● **What you will do**
Answer with nothing but a number: how many lines include the word "Mobile"?

● **Records for the task**
#####

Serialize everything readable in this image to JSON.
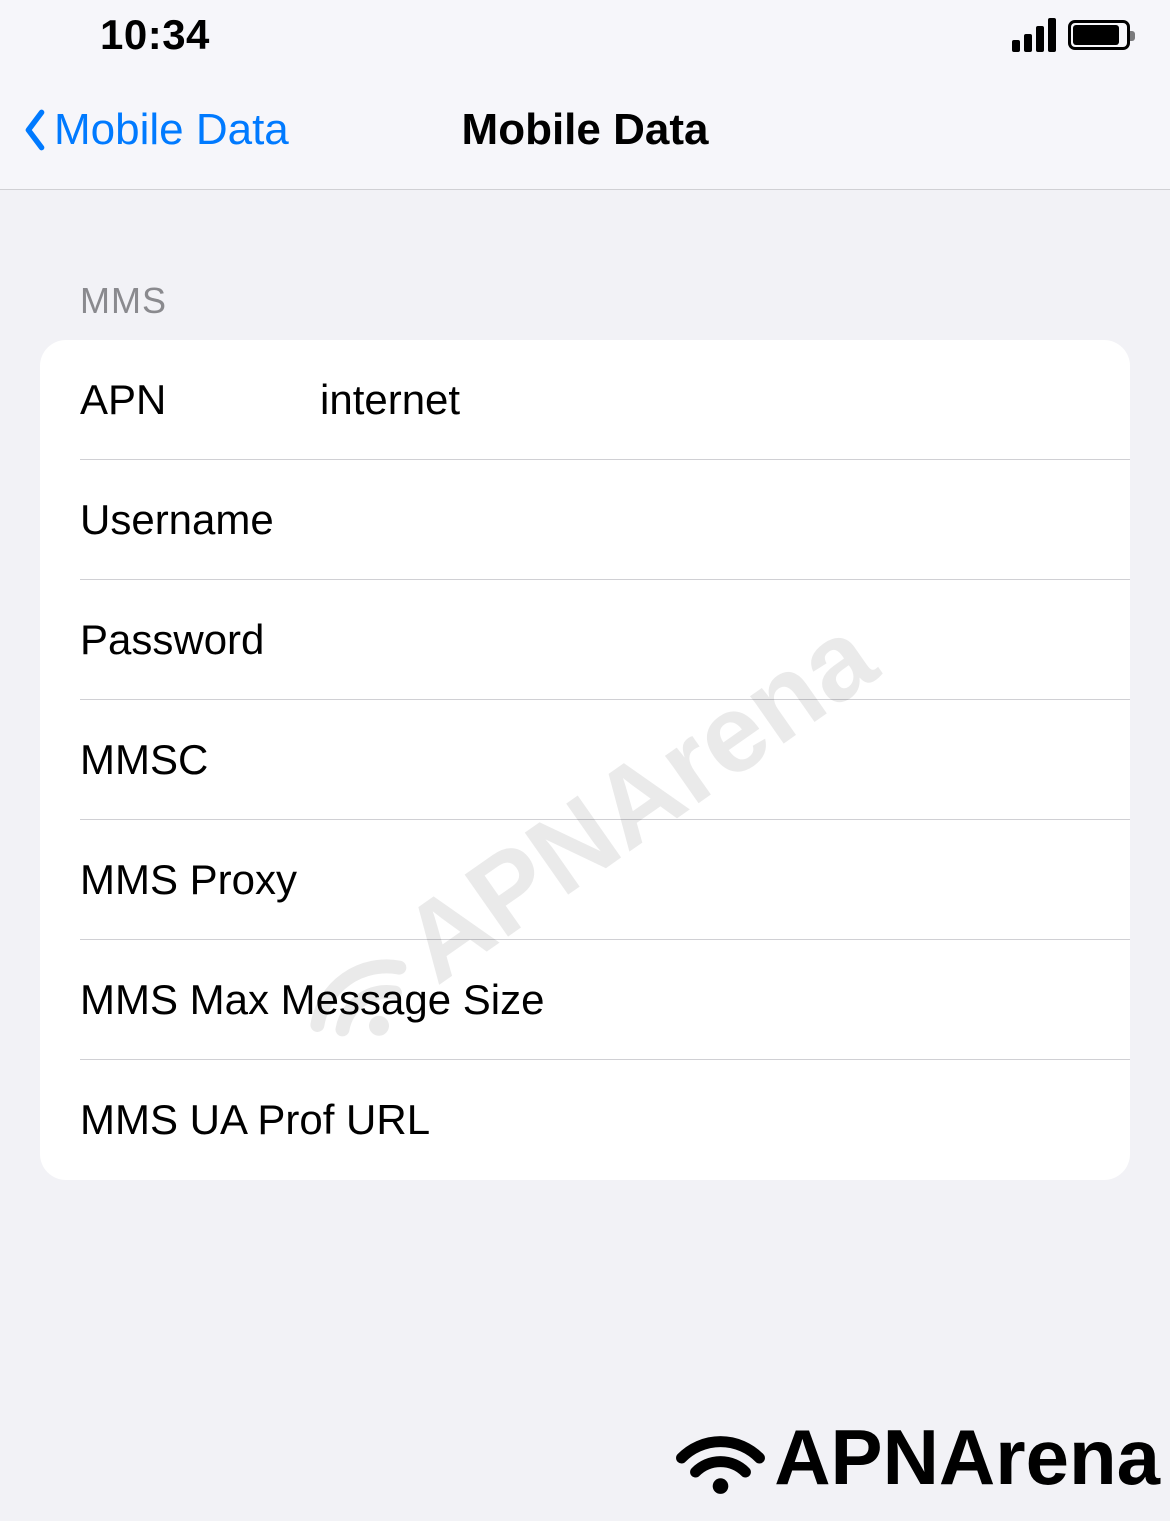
{
  "status": {
    "time": "10:34"
  },
  "nav": {
    "back_label": "Mobile Data",
    "title": "Mobile Data"
  },
  "section": {
    "header": "MMS"
  },
  "fields": {
    "apn": {
      "label": "APN",
      "value": "internet"
    },
    "username": {
      "label": "Username",
      "value": ""
    },
    "password": {
      "label": "Password",
      "value": ""
    },
    "mmsc": {
      "label": "MMSC",
      "value": ""
    },
    "mms_proxy": {
      "label": "MMS Proxy",
      "value": ""
    },
    "mms_max": {
      "label": "MMS Max Message Size",
      "value": ""
    },
    "mms_ua": {
      "label": "MMS UA Prof URL",
      "value": ""
    }
  },
  "watermark": {
    "text": "APNArena"
  }
}
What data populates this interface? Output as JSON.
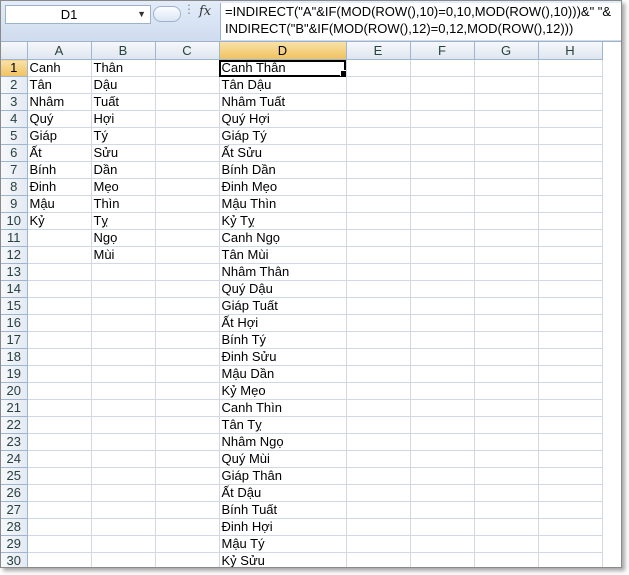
{
  "name_box": {
    "value": "D1",
    "arrow": "▼"
  },
  "fx_label": "fx",
  "formula": "=INDIRECT(\"A\"&IF(MOD(ROW(),10)=0,10,MOD(ROW(),10)))&\" \"&\nINDIRECT(\"B\"&IF(MOD(ROW(),12)=0,12,MOD(ROW(),12)))",
  "active_cell": "D1",
  "columns": [
    "A",
    "B",
    "C",
    "D",
    "E",
    "F",
    "G",
    "H"
  ],
  "column_a": [
    "Canh",
    "Tân",
    "Nhâm",
    "Quý",
    "Giáp",
    "Ất",
    "Bính",
    "Đinh",
    "Mậu",
    "Kỷ"
  ],
  "column_b": [
    "Thân",
    "Dậu",
    "Tuất",
    "Hợi",
    "Tý",
    "Sửu",
    "Dần",
    "Mẹo",
    "Thìn",
    "Tỵ",
    "Ngọ",
    "Mùi"
  ],
  "column_d": [
    "Canh Thân",
    "Tân Dậu",
    "Nhâm Tuất",
    "Quý Hợi",
    "Giáp Tý",
    "Ất Sửu",
    "Bính Dần",
    "Đinh Mẹo",
    "Mậu Thìn",
    "Kỷ Tỵ",
    "Canh Ngọ",
    "Tân Mùi",
    "Nhâm Thân",
    "Quý Dậu",
    "Giáp Tuất",
    "Ất Hợi",
    "Bính Tý",
    "Đinh Sửu",
    "Mậu Dần",
    "Kỷ Mẹo",
    "Canh Thìn",
    "Tân Tỵ",
    "Nhâm Ngọ",
    "Quý Mùi",
    "Giáp Thân",
    "Ất Dậu",
    "Bính Tuất",
    "Đinh Hợi",
    "Mậu Tý",
    "Kỷ Sửu"
  ],
  "row_numbers": [
    "1",
    "2",
    "3",
    "4",
    "5",
    "6",
    "7",
    "8",
    "9",
    "10",
    "11",
    "12",
    "13",
    "14",
    "15",
    "16",
    "17",
    "18",
    "19",
    "20",
    "21",
    "22",
    "23",
    "24",
    "25",
    "26",
    "27",
    "28",
    "29",
    "30"
  ]
}
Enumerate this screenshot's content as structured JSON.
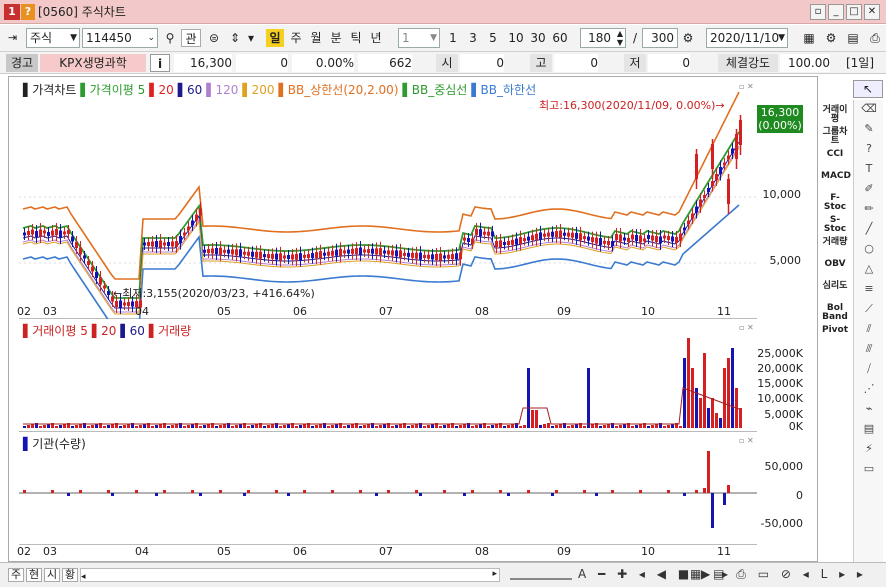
{
  "window": {
    "num": "1",
    "qmark": "?",
    "title": "[0560] 주식차트"
  },
  "toolbar": {
    "market": "주식",
    "code": "114450",
    "btn_gwan": "관",
    "periods": [
      "일",
      "주",
      "월",
      "분",
      "틱",
      "년"
    ],
    "interval_select": "1",
    "intervals": [
      "1",
      "3",
      "5",
      "10",
      "30",
      "60"
    ],
    "count": "180",
    "slash": "/",
    "total": "300",
    "date": "2020/11/10"
  },
  "info": {
    "warn": "경고",
    "name": "KPX생명과학",
    "i": "i",
    "price": "16,300",
    "change": "0",
    "pct": "0.00%",
    "volume": "662",
    "open_label": "시",
    "open": "0",
    "high_label": "고",
    "high": "0",
    "low_label": "저",
    "low": "0",
    "strength_label": "체결강도",
    "strength": "100.00",
    "period_tag": "[1일]"
  },
  "price_panel": {
    "legend": [
      {
        "text": "가격차트",
        "color": "#222222"
      },
      {
        "text": "가격이평 5",
        "color": "#2e9b2e"
      },
      {
        "text": "20",
        "color": "#d22"
      },
      {
        "text": "60",
        "color": "#1a1a8c"
      },
      {
        "text": "120",
        "color": "#b080d0"
      },
      {
        "text": "200",
        "color": "#e0a020"
      },
      {
        "text": "BB_상한선(20,2.00)",
        "color": "#e07020"
      },
      {
        "text": "BB_중심선",
        "color": "#2e9b2e"
      },
      {
        "text": "BB_하한선",
        "color": "#3a7ad0"
      }
    ],
    "high_note": "최고:16,300(2020/11/09, 0.00%)→",
    "low_note": "←최저:3,155(2020/03/23, +416.64%)",
    "cur_price": "16,300",
    "cur_pct": "(0.00%)",
    "y_ticks": [
      "10,000",
      "5,000"
    ]
  },
  "volume_panel": {
    "legend": [
      {
        "text": "거래이평 5",
        "color": "#c22"
      },
      {
        "text": "20",
        "color": "#c22"
      },
      {
        "text": "60",
        "color": "#1a1a8c"
      },
      {
        "text": "거래량",
        "color": "#c22"
      }
    ],
    "y_ticks": [
      "25,000K",
      "20,000K",
      "15,000K",
      "10,000K",
      "5,000K",
      "0K"
    ]
  },
  "inst_panel": {
    "legend": "기관(수량)",
    "y_ticks": [
      "50,000",
      "0",
      "-50,000"
    ]
  },
  "x_ticks": [
    "02",
    "03",
    "04",
    "05",
    "06",
    "07",
    "08",
    "09",
    "10",
    "11"
  ],
  "sidebar": [
    "거래이평",
    "그룹차트",
    "CCI",
    "MACD",
    "F-Stoc",
    "S-Stoc",
    "거래량",
    "OBV",
    "심리도",
    "Bol Band",
    "Pivot"
  ],
  "bottom": {
    "tabs": [
      "주",
      "현",
      "시",
      "황"
    ]
  },
  "colors": {
    "up": "#d42020",
    "down": "#1414b4",
    "title_bg": "#f3c8c8",
    "cur_box": "#1f8a1f"
  }
}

#####

● **Written response**
2